**STORED RECORDS**
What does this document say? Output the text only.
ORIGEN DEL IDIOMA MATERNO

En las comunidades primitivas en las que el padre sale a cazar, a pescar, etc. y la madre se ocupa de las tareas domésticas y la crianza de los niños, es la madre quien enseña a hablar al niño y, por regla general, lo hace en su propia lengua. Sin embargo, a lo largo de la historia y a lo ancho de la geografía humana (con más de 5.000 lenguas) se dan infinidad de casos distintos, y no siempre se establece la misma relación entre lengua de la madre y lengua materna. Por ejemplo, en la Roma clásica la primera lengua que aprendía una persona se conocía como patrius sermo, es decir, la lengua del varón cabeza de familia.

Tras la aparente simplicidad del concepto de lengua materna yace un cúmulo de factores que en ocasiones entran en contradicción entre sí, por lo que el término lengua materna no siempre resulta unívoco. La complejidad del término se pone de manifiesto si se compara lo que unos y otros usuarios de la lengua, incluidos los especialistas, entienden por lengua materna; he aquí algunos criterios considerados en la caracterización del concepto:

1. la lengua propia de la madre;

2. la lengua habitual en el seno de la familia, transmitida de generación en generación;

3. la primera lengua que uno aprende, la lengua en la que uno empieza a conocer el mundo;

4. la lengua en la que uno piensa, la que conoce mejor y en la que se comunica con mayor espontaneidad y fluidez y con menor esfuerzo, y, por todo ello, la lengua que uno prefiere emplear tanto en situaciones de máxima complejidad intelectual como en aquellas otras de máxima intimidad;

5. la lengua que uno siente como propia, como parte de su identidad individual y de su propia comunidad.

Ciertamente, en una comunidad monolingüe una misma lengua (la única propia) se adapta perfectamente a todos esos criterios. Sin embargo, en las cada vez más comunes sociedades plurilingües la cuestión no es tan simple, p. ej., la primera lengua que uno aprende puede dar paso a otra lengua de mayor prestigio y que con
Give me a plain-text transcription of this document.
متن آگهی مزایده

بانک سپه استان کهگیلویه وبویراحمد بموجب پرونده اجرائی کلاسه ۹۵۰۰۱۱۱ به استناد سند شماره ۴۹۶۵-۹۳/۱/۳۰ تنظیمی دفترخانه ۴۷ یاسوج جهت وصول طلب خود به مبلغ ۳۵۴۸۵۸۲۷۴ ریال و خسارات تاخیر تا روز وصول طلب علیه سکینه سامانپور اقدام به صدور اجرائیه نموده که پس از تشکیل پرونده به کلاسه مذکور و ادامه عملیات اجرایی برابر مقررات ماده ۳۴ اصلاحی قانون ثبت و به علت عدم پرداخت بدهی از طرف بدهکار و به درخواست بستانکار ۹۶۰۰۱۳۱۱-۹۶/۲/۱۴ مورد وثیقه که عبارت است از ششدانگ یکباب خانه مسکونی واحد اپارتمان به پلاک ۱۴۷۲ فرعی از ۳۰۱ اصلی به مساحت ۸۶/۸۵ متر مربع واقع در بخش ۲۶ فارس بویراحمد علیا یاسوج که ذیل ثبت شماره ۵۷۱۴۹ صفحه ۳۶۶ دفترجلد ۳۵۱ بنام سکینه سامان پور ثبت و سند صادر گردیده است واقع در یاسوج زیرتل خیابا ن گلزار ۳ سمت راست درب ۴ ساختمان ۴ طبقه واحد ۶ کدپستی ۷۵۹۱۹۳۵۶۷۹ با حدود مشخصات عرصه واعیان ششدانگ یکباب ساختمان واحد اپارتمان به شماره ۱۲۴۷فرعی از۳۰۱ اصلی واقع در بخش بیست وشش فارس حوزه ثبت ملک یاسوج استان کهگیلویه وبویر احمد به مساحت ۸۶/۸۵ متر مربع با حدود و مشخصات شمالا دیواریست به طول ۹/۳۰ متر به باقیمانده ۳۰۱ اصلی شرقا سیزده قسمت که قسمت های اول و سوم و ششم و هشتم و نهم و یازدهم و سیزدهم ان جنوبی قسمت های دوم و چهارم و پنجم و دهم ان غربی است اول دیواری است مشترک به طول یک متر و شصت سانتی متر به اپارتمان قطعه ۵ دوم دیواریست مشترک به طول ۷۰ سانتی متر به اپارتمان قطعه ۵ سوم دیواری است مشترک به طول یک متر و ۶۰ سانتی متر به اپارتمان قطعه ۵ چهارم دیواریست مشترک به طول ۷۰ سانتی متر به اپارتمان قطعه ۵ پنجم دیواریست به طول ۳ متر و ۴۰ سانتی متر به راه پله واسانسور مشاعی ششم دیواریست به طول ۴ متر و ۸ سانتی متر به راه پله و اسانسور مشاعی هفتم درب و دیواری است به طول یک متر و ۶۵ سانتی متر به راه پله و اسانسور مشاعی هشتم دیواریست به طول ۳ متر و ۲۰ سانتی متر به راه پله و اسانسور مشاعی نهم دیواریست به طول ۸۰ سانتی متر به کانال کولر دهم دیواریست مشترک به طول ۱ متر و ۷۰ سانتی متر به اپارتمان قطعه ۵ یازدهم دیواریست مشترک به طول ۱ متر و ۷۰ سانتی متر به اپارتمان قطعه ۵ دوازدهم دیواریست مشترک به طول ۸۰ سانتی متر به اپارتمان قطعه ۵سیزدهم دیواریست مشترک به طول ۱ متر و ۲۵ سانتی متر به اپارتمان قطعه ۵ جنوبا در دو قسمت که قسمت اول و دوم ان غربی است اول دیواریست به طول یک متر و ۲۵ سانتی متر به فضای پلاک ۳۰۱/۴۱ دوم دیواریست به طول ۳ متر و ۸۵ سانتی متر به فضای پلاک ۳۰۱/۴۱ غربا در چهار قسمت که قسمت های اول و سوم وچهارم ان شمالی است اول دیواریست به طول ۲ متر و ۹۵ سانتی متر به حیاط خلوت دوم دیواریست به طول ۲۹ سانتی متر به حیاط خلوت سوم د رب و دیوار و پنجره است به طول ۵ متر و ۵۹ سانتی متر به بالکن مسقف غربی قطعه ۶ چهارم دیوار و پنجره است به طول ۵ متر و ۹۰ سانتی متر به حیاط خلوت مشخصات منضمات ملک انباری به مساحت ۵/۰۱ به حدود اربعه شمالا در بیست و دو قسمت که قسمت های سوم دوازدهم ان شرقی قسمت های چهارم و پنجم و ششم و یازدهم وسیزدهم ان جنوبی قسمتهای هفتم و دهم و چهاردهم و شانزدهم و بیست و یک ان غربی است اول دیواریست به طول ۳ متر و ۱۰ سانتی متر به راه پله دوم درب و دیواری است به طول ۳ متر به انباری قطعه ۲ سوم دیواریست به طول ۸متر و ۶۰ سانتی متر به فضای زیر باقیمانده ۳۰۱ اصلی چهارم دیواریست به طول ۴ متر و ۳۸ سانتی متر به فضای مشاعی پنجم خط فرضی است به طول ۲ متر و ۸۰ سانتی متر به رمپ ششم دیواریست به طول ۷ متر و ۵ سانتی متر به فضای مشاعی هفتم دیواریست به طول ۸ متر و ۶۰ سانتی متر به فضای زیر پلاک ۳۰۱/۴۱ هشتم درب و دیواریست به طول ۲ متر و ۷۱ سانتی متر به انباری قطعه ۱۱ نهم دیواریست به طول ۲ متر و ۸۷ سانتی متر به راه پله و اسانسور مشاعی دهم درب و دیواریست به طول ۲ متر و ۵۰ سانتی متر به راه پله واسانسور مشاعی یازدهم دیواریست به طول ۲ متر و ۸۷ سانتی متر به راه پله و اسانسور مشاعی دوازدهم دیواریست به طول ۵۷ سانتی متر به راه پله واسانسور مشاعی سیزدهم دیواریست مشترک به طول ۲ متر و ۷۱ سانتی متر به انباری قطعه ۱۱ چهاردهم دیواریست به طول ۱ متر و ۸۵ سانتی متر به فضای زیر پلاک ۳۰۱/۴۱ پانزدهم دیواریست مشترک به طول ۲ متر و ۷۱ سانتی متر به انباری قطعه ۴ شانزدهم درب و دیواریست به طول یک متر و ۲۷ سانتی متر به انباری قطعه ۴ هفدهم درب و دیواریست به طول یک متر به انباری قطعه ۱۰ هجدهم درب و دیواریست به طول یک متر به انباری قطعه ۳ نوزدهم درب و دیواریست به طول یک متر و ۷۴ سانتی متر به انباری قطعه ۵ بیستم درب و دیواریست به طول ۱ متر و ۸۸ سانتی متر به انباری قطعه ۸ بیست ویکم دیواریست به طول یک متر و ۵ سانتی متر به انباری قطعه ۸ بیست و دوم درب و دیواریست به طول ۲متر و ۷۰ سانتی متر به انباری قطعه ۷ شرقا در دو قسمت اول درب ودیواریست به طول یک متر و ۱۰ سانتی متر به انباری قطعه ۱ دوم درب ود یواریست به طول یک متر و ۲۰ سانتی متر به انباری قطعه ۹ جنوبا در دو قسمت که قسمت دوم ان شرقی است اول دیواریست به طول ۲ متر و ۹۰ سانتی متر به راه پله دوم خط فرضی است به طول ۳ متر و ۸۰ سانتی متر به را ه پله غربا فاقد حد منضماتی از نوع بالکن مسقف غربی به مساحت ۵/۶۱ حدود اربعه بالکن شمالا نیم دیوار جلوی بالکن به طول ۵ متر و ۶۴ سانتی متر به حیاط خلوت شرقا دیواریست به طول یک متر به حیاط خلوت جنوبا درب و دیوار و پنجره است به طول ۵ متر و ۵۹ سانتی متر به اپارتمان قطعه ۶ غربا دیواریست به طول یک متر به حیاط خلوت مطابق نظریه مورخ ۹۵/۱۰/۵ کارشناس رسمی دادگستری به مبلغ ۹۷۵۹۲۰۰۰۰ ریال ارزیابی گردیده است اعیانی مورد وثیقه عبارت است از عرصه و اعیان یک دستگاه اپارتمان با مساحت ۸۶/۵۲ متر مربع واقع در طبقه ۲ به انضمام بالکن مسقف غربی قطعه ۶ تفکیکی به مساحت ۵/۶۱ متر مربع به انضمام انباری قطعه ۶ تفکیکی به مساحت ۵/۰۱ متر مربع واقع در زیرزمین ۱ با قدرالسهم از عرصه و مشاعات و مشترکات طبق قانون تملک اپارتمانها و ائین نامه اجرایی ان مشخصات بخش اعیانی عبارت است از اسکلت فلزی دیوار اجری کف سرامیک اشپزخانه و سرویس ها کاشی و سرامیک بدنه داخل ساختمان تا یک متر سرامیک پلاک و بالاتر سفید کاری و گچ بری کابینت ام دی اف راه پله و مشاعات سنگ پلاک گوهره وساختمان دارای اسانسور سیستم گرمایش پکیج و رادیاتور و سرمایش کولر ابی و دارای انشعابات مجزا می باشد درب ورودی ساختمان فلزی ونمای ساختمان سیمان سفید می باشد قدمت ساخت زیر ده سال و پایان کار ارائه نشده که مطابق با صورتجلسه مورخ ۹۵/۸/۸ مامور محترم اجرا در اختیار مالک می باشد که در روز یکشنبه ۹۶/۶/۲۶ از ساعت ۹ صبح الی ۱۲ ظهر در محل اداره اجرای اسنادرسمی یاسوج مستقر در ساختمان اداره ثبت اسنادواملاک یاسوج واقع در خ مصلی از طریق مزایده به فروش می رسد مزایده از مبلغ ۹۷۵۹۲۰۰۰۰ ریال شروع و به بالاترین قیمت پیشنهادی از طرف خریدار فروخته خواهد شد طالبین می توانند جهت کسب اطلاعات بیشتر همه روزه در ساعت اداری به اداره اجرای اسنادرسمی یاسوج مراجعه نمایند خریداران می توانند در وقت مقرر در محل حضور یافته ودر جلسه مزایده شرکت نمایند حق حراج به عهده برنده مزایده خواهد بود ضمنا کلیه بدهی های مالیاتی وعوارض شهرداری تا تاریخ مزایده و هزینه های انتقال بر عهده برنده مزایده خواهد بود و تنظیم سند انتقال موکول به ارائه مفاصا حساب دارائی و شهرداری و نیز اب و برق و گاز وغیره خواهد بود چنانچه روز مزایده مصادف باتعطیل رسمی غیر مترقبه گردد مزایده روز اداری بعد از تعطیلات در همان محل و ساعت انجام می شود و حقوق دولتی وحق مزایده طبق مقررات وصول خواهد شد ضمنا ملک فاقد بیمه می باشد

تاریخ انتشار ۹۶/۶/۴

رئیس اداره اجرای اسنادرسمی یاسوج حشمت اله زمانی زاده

**AIM**
From the data above, copy each line where the string "complejidad" appears.

**FINAL RESULT**
Tras la aparente simplicidad del concepto de lengua materna yace un cúmulo de factores que en ocasiones entran en contradicción entre sí, por lo que el término lengua materna no siempre resulta unívoco. La complejidad del término se pone de manifiesto si se compara lo que unos y otros usuarios de la lengua, incluidos los especialistas, entienden por lengua materna; he aquí algunos criterios considerados en la caracterización del concepto:
4. la lengua en la que uno piensa, la que conoce mejor y en la que se comunica con mayor espontaneidad y fluidez y con menor esfuerzo, y, por todo ello, la lengua que uno prefiere emplear tanto en situaciones de máxima complejidad intelectual como en aquellas otras de máxima intimidad;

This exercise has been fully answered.